Each entry must be given again exactly; images do not belong in the copy.

# # # # #

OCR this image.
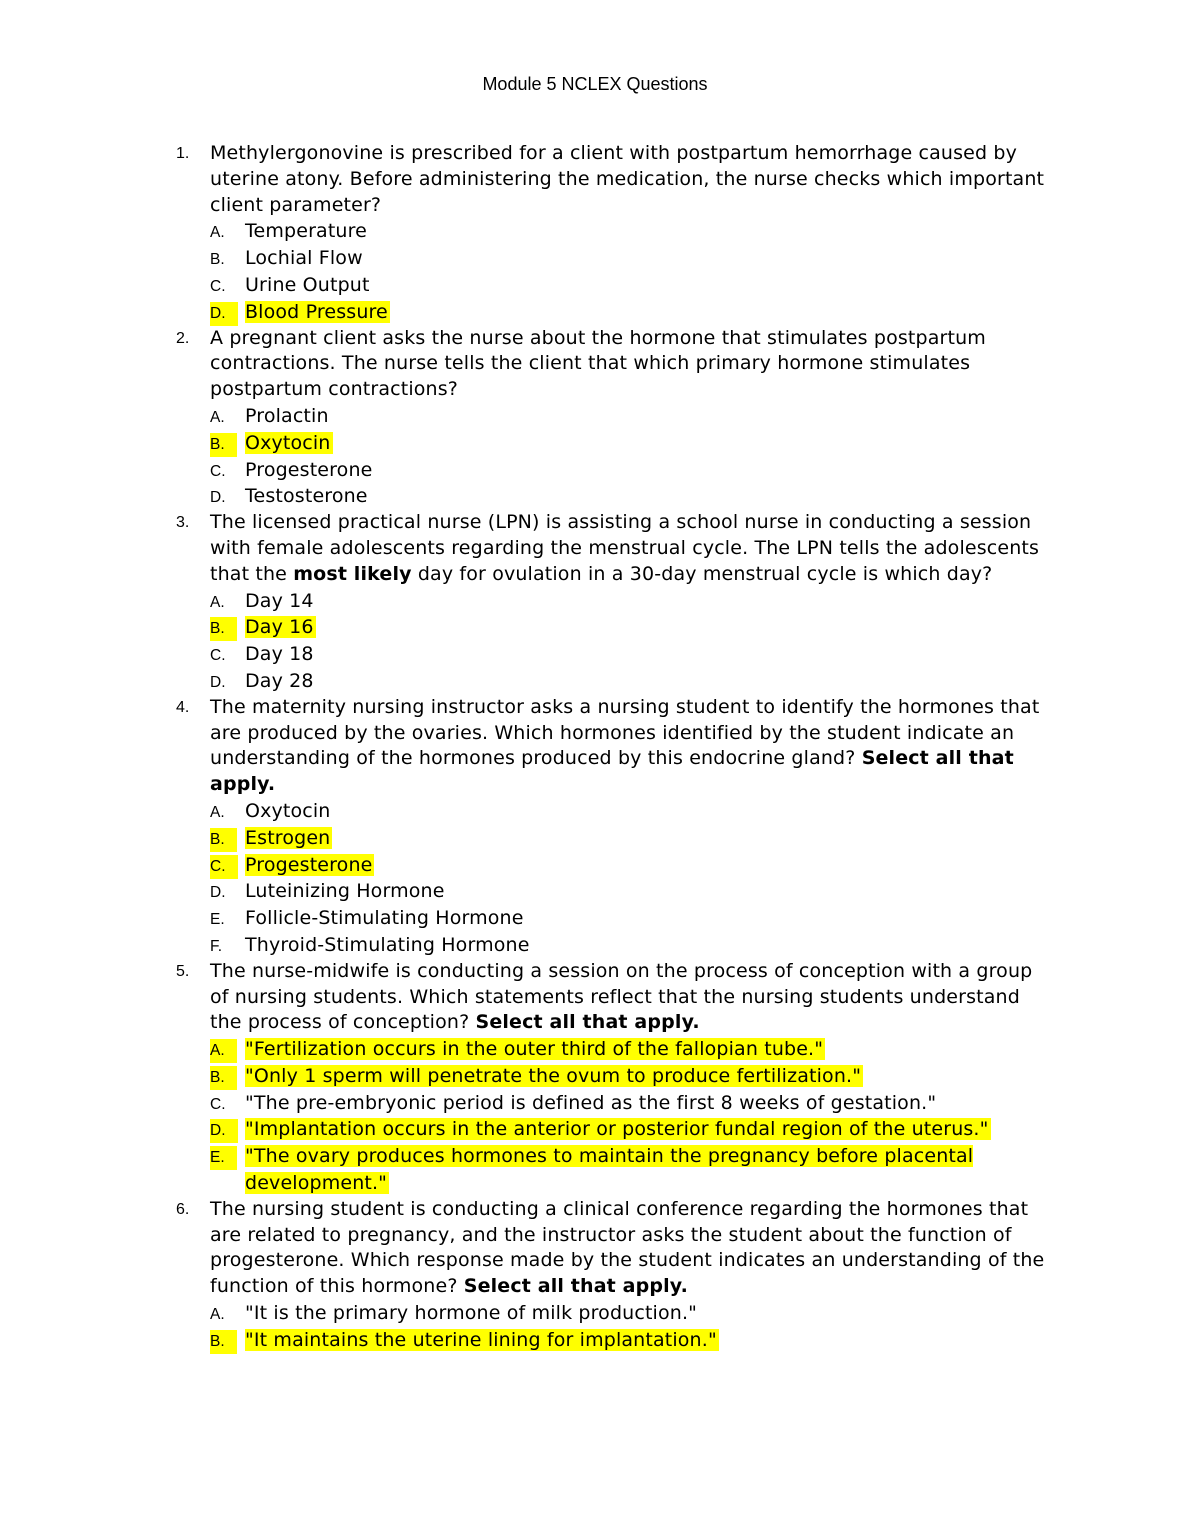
Module 5 NCLEX Questions
1. Methylergonovine is prescribed for a client with postpartum hemorrhage caused by uterine atony. Before administering the medication, the nurse checks which important client parameter?
A. Temperature
B. Lochial Flow
C. Urine Output
D.	Blood Pressure
2. A pregnant client asks the nurse about the hormone that stimulates postpartum contractions. The nurse tells the client that which primary hormone stimulates postpartum contractions?
A. Prolactin
B.	Oxytocin
C. Progesterone
D. Testosterone
3. The licensed practical nurse (LPN) is assisting a school nurse in conducting a session with female adolescents regarding the menstrual cycle. The LPN tells the adolescents that the most likely day for ovulation in a 30-day menstrual cycle is which day?
A. Day 14
B.	Day 16
C. Day 18
D. Day 28
4. The maternity nursing instructor asks a nursing student to identify the hormones that are produced by the ovaries. Which hormones identified by the student indicate an understanding of the hormones produced by this endocrine gland? Select all that apply.
A. Oxytocin
B.	Estrogen
C.	Progesterone
D. Luteinizing Hormone
E. Follicle-Stimulating Hormone
F. Thyroid-Stimulating Hormone
5. The nurse-midwife is conducting a session on the process of conception with a group of nursing students. Which statements reflect that the nursing students understand the process of conception? Select all that apply.
A.	"Fertilization occurs in the outer third of the fallopian tube."
B.	"Only 1 sperm will penetrate the ovum to produce fertilization."
C. "The pre-embryonic period is defined as the first 8 weeks of gestation."
D.	"Implantation occurs in the anterior or posterior fundal region of the uterus."
E.	"The ovary produces hormones to maintain the pregnancy before placental development."
6. The nursing student is conducting a clinical conference regarding the hormones that are related to pregnancy, and the instructor asks the student about the function of progesterone. Which response made by the student indicates an understanding of the function of this hormone? Select all that apply.
A. "It is the primary hormone of milk production."
B.	"It maintains the uterine lining for implantation."
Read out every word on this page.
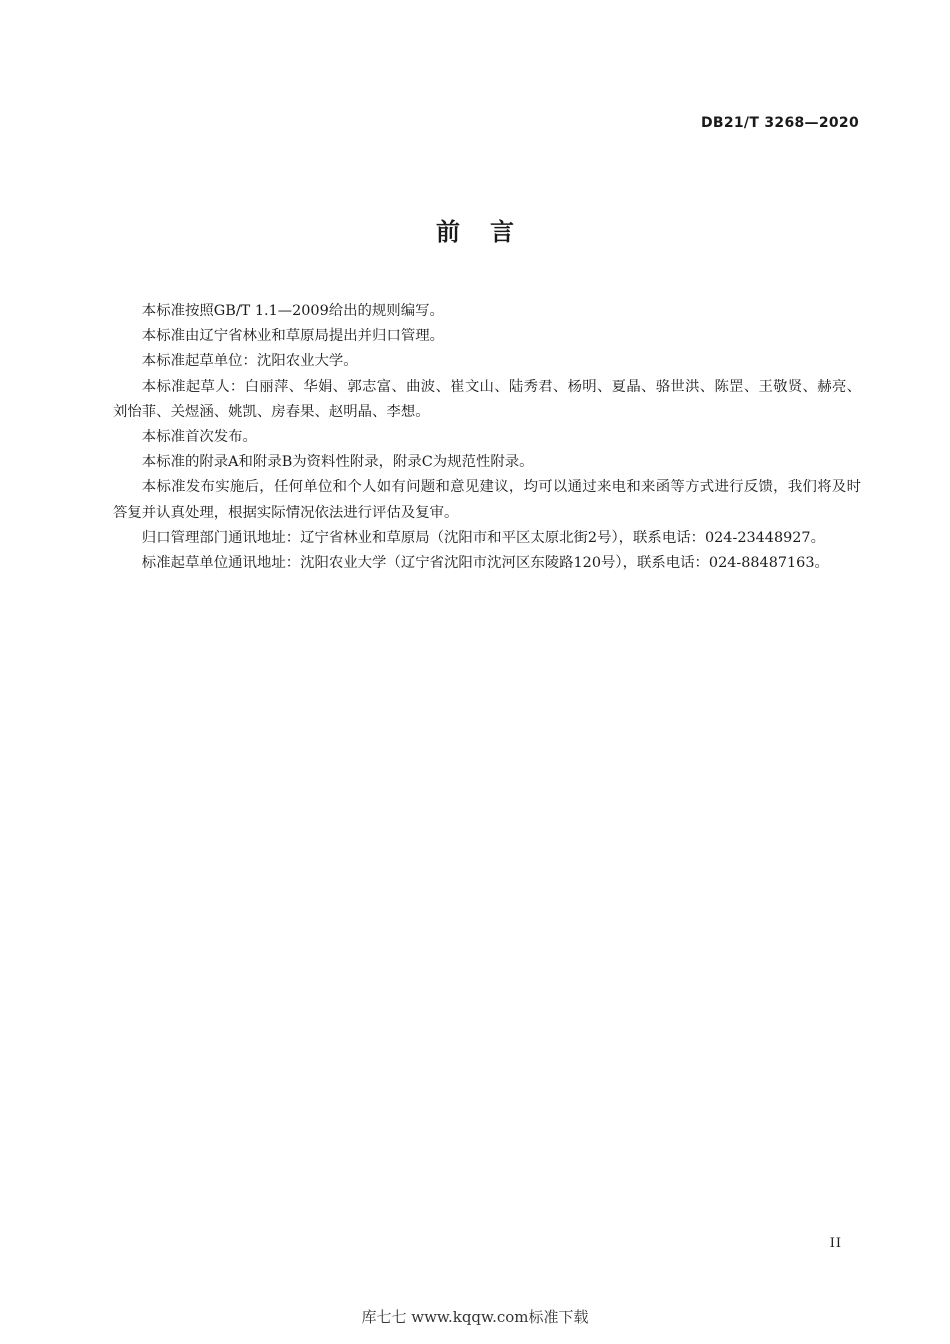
DB21/T 3268—2020
前言

本标准按照GB/T 1.1—2009给出的规则编写。

本标准由辽宁省林业和草原局提出并归口管理。

本标准起草单位：沈阳农业大学。

本标准起草人：白丽萍、华娟、郭志富、曲波、崔文山、陆秀君、杨明、夏晶、骆世洪、陈罡、王敬贤、赫亮、刘怡菲、关煜涵、姚凯、房春果、赵明晶、李想。

本标准首次发布。

本标准的附录A和附录B为资料性附录，附录C为规范性附录。

本标准发布实施后，任何单位和个人如有问题和意见建议，均可以通过来电和来函等方式进行反馈，我们将及时答复并认真处理，根据实际情况依法进行评估及复审。

归口管理部门通讯地址：辽宁省林业和草原局（沈阳市和平区太原北街2号），联系电话：024-23448927。

标准起草单位通讯地址：沈阳农业大学（辽宁省沈阳市沈河区东陵路120号），联系电话：024-88487163。

II
库七七 www.kqqw.com标准下载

# # # # #

IN RESPONSE:
OCR this image.
Module 5 NCLEX Questions
1. Methylergonovine is prescribed for a client with postpartum hemorrhage caused by uterine atony. Before administering the medication, the nurse checks which important client parameter?
A. Temperature
B. Lochial Flow
C. Urine Output
D.	Blood Pressure
2. A pregnant client asks the nurse about the hormone that stimulates postpartum contractions. The nurse tells the client that which primary hormone stimulates postpartum contractions?
A. Prolactin
B.	Oxytocin
C. Progesterone
D. Testosterone
3. The licensed practical nurse (LPN) is assisting a school nurse in conducting a session with female adolescents regarding the menstrual cycle. The LPN tells the adolescents that the most likely day for ovulation in a 30-day menstrual cycle is which day?
A. Day 14
B.	Day 16
C. Day 18
D. Day 28
4. The maternity nursing instructor asks a nursing student to identify the hormones that are produced by the ovaries. Which hormones identified by the student indicate an understanding of the hormones produced by this endocrine gland? Select all that apply.
A. Oxytocin
B.	Estrogen
C.	Progesterone
D. Luteinizing Hormone
E. Follicle-Stimulating Hormone
F. Thyroid-Stimulating Hormone
5. The nurse-midwife is conducting a session on the process of conception with a group of nursing students. Which statements reflect that the nursing students understand the process of conception? Select all that apply.
A.	"Fertilization occurs in the outer third of the fallopian tube."
B.	"Only 1 sperm will penetrate the ovum to produce fertilization."
C. "The pre-embryonic period is defined as the first 8 weeks of gestation."
D.	"Implantation occurs in the anterior or posterior fundal region of the uterus."
E.	"The ovary produces hormones to maintain the pregnancy before placental development."
6. The nursing student is conducting a clinical conference regarding the hormones that are related to pregnancy, and the instructor asks the student about the function of progesterone. Which response made by the student indicates an understanding of the function of this hormone? Select all that apply.
A. "It is the primary hormone of milk production."
B.	"It maintains the uterine lining for implantation."
Read out every word on this page.
DB21/T 3268—2020
前言

本标准按照GB/T 1.1—2009给出的规则编写。

本标准由辽宁省林业和草原局提出并归口管理。

本标准起草单位：沈阳农业大学。

本标准起草人：白丽萍、华娟、郭志富、曲波、崔文山、陆秀君、杨明、夏晶、骆世洪、陈罡、王敬贤、赫亮、刘怡菲、关煜涵、姚凯、房春果、赵明晶、李想。

本标准首次发布。

本标准的附录A和附录B为资料性附录，附录C为规范性附录。

本标准发布实施后，任何单位和个人如有问题和意见建议，均可以通过来电和来函等方式进行反馈，我们将及时答复并认真处理，根据实际情况依法进行评估及复审。

归口管理部门通讯地址：辽宁省林业和草原局（沈阳市和平区太原北街2号），联系电话：024-23448927。

标准起草单位通讯地址：沈阳农业大学（辽宁省沈阳市沈河区东陵路120号），联系电话：024-88487163。

II
库七七 www.kqqw.com标准下载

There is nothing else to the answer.